[THE TASK]
Gather each line of the records where "upper" appears.

Structured figure records
- - -
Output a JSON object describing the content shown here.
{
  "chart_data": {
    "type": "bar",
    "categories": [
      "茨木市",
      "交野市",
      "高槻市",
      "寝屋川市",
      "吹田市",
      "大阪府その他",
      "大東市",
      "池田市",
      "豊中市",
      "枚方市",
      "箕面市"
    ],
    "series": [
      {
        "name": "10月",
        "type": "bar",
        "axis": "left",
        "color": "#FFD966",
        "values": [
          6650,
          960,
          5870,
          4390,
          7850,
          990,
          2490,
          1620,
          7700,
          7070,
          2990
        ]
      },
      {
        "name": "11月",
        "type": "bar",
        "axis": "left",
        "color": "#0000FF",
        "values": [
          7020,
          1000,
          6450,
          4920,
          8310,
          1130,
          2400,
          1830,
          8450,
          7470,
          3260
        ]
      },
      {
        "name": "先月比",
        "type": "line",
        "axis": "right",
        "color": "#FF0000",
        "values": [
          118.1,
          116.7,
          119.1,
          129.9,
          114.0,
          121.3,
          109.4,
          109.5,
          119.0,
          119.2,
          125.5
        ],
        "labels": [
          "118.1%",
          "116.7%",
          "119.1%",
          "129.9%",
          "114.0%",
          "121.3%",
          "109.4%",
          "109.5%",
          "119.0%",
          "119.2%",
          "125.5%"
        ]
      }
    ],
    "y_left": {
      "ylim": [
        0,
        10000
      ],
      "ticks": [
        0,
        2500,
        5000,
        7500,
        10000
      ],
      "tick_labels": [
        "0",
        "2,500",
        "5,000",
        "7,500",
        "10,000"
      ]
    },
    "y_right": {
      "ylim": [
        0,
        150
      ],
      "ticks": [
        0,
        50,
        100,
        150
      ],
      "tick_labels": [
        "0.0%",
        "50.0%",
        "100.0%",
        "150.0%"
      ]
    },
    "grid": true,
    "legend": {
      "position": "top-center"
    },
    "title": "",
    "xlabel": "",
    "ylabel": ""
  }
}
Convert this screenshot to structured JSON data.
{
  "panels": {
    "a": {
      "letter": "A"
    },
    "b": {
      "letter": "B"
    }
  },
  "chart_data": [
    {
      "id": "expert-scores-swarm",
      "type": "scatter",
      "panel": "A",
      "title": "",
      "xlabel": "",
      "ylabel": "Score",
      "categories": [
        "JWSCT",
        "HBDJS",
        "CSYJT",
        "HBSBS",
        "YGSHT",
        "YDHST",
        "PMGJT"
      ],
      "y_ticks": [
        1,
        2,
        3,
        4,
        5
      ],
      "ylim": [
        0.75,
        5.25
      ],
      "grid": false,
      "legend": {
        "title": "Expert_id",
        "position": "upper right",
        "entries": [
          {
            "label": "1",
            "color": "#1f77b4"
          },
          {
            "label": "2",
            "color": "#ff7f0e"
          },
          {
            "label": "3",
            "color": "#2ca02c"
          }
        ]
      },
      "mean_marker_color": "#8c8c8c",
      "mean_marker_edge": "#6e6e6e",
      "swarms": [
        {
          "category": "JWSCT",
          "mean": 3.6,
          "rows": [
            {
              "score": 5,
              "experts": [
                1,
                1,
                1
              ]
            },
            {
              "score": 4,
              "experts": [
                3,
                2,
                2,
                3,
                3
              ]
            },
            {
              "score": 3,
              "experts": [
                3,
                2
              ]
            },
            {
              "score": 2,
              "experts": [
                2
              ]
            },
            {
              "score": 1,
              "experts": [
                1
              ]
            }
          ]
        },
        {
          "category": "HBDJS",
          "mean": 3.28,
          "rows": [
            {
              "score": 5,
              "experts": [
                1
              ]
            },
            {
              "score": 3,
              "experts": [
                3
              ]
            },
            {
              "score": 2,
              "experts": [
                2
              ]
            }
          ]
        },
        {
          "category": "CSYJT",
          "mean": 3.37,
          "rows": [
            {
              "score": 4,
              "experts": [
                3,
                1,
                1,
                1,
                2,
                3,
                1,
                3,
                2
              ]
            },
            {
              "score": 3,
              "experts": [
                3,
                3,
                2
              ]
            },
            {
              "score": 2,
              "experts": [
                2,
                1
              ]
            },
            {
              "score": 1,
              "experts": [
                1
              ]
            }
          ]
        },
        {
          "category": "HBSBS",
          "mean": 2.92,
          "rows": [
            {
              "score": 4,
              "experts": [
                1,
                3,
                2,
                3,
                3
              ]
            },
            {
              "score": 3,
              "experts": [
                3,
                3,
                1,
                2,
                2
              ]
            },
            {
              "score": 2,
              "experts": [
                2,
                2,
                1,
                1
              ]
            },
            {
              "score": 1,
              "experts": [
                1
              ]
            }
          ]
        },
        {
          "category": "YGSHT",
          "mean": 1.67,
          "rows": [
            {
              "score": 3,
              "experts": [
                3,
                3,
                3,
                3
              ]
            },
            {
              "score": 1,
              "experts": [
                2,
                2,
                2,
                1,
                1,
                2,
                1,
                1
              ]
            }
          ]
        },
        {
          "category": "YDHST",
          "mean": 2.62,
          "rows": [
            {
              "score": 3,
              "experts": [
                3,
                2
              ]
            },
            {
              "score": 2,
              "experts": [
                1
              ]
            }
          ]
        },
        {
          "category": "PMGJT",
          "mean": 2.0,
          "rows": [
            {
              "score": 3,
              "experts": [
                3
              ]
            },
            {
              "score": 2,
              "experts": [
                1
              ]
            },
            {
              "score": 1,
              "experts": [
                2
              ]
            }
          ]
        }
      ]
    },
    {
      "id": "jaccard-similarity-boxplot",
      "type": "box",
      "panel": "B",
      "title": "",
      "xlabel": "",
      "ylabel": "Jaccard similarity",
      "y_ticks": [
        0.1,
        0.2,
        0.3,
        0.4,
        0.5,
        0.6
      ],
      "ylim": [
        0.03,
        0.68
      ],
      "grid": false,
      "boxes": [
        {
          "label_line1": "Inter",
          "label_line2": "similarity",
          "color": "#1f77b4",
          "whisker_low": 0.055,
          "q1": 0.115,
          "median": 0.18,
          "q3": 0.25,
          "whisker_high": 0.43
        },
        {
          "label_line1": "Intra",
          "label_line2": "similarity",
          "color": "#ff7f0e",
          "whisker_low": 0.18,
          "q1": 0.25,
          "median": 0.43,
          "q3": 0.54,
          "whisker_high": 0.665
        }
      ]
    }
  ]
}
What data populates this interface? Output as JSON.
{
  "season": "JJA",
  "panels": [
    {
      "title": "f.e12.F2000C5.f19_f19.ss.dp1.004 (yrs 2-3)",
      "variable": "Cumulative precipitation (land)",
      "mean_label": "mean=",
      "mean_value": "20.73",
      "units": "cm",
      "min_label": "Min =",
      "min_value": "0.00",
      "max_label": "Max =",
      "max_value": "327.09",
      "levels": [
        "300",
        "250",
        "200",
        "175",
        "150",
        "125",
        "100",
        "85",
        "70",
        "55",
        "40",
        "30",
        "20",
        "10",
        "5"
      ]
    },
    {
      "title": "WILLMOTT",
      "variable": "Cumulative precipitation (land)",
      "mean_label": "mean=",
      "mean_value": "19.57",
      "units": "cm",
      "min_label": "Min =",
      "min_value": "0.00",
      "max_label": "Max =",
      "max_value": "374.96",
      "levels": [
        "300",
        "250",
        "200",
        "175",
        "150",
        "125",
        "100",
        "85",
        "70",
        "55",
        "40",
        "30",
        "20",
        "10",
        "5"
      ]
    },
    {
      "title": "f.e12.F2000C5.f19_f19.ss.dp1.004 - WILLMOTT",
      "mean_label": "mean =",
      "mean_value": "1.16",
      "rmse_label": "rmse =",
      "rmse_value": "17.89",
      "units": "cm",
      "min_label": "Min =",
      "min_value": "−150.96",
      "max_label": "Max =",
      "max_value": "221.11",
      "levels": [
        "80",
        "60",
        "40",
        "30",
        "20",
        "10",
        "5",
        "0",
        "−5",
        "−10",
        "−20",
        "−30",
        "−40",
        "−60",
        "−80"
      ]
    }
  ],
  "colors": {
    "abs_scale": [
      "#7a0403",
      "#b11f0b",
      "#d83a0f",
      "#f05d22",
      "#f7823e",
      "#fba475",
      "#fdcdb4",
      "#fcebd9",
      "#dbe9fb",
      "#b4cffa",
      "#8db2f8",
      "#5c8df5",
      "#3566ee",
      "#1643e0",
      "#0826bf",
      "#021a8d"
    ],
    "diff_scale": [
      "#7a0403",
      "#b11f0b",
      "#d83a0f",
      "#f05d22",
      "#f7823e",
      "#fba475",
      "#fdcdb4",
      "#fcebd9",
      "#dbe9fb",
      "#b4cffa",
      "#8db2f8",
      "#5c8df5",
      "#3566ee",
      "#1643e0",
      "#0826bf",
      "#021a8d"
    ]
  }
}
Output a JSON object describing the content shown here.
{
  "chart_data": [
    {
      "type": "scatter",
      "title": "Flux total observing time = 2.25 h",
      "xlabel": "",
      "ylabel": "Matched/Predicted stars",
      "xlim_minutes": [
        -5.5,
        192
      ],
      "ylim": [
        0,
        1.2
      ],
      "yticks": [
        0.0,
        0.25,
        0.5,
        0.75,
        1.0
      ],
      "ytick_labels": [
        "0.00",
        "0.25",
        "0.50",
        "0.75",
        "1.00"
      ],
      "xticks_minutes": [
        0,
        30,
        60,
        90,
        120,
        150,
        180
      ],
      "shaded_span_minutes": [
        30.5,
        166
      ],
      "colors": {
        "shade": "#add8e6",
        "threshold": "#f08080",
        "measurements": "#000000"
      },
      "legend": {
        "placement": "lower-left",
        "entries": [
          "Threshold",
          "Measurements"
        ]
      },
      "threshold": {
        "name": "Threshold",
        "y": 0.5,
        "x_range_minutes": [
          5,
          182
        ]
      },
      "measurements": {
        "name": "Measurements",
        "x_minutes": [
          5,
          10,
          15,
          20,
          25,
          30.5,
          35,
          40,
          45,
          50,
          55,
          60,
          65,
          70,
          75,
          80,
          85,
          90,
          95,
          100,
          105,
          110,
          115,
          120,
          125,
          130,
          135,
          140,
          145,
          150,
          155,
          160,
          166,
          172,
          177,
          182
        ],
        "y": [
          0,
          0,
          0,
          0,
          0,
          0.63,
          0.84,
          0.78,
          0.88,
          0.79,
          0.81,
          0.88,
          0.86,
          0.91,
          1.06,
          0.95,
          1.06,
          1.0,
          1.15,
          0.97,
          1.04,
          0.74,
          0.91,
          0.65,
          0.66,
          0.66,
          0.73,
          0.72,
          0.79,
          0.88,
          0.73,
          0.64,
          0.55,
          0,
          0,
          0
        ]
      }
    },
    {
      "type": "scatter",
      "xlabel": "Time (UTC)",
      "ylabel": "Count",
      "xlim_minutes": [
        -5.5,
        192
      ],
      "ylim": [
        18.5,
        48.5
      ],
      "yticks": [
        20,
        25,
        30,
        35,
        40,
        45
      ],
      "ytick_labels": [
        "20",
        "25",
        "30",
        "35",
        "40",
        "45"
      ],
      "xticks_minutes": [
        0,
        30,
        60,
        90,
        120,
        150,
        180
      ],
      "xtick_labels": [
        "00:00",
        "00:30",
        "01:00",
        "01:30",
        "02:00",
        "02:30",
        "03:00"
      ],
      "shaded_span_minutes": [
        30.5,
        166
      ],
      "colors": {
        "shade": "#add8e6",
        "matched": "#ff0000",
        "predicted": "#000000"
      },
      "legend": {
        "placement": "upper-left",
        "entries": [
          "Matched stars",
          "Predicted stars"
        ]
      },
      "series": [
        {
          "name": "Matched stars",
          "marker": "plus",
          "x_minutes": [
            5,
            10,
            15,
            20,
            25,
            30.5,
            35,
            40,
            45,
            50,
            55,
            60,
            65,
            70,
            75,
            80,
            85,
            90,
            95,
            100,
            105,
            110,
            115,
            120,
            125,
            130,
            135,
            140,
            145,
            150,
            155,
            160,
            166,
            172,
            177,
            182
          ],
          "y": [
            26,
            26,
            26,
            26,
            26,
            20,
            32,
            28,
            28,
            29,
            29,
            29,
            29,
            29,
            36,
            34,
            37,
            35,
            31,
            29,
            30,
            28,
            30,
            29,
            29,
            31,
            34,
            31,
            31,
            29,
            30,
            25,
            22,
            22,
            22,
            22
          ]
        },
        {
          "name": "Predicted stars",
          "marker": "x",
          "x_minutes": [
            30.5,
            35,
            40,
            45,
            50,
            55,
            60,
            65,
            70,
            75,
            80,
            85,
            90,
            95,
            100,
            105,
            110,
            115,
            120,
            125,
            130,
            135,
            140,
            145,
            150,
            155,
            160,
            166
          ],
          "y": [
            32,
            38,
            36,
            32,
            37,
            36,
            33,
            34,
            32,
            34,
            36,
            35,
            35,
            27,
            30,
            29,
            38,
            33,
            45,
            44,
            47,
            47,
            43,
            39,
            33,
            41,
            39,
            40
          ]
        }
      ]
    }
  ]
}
- - -
[CORRECT RESULT]
        "position": "upper right",
        "placement": "upper-left",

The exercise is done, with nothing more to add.